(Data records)
■ ■ ■ ■ ■

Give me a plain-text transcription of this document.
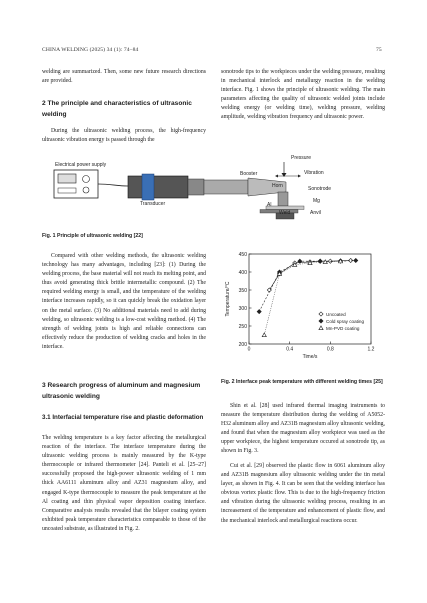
CHINA WELDING (2025) 34 (1): 74–84	75

welding are summarized. Then, some new future research directions are provided.

2 The principle and characteristics of ultrasonic welding

During the ultrasonic welding process, the high-frequency ultrasonic vibration energy is passed through the

sonotrode tips to the workpieces under the welding pressure, resulting in mechanical interlock and metallurgy reaction in the welding interface. Fig. 1 shows the principle of ultrasonic welding. The main parameters affecting the quality of ultrasonic welded joints include welding energy (or welding time), welding pressure, welding amplitude, welding vibration frequency and ultrasonic power.

Electrical power supply
Transducer
Booster
Horn
Pressure
Vibration
Sonotrode
Mg
Al
Weld	Anvil
Fig. 1 Principle of ultrasonic welding [22]

Compared with other welding methods, the ultrasonic welding technology has many advantages, including [23]: (1) During the welding process, the base material will not reach its melting point, and thus avoid generating thick brittle intermetallic compound. (2) The required welding energy is small, and the temperature of the welding interface increases rapidly, so it can quickly break the oxidation layer on the metal surface. (3) No additional materials need to add during welding, so ultrasonic welding is a low-cost welding method. (4) The strength of welding joints is high and reliable connections can effectively reduce the production of welding cracks and holes in the interface.

3 Research progress of aluminum and magnesium ultrasonic welding
3.1 Interfacial temperature rise and plastic deformation

The welding temperature is a key factor affecting the metallurgical reaction of the interface. The interface temperature during the ultrasonic welding process is mainly measured by the K-type thermocouple or infrared thermometer [24]. Panteli et al. [25–27] successfully proposed the high-power ultrasonic welding of 1 mm thick AA6111 aluminum alloy and AZ31 magnesium alloy, and engaged K-type thermocouple to measure the peak temperature at the Al coating and thin physical vapor deposition coating interface. Comparative analysis results revealed that the bilayer coating system exhibited peak temperature characteristics comparable to those of the uncoated substrate, as illustrated in Fig. 2.

200
250
300
350
400
450
0	0.4	0.8	1.2
Time/s
Temperature/°C	Uncoated
Cold spray coating
Mn-PVD coating
Fig. 2 Interface peak temperature with different welding times [25]

Shin et al. [28] used infrared thermal imaging instruments to measure the temperature distribution during the welding of A5052-H32 aluminum alloy and AZ31B magnesium alloy ultrasonic welding, and found that when the magnesium alloy workpiece was used as the upper workpiece, the highest temperature occured at sonotrode tip, as shown in Fig. 3.

Cui et al. [29] observed the plastic flow in 6061 aluminum alloy and AZ31B magnesium alloy ultrasonic welding under the tin metal layer, as shown in Fig. 4. It can be seen that the welding interface has obvious vortex plastic flow. This is due to the high-frequency friction and vibration during the ultrasonic welding process, resulting in an increasement of the temperature and enhancement of plastic flow, and the mechanical interlock and metallurgical reactions occur.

■ ■ ■ ■ ■

### [Short problem]
For each line above that contains the word "under", copy that line.

### [Exercise solution]
sonotrode tips to the workpieces under the welding pressure, resulting in mechanical interlock and metallurgy reaction in the welding interface. Fig. 1 shows the principle of ultrasonic welding. The main parameters affecting the quality of ultrasonic welded joints include welding energy (or welding time), welding pressure, welding amplitude, welding vibration frequency and ultrasonic power.
Cui et al. [29] observed the plastic flow in 6061 aluminum alloy and AZ31B magnesium alloy ultrasonic welding under the tin metal layer, as shown in Fig. 4. It can be seen that the welding interface has obvious vortex plastic flow. This is due to the high-frequency friction and vibration during the ultrasonic welding process, resulting in an increasement of the temperature and enhancement of plastic flow, and the mechanical interlock and metallurgical reactions occur.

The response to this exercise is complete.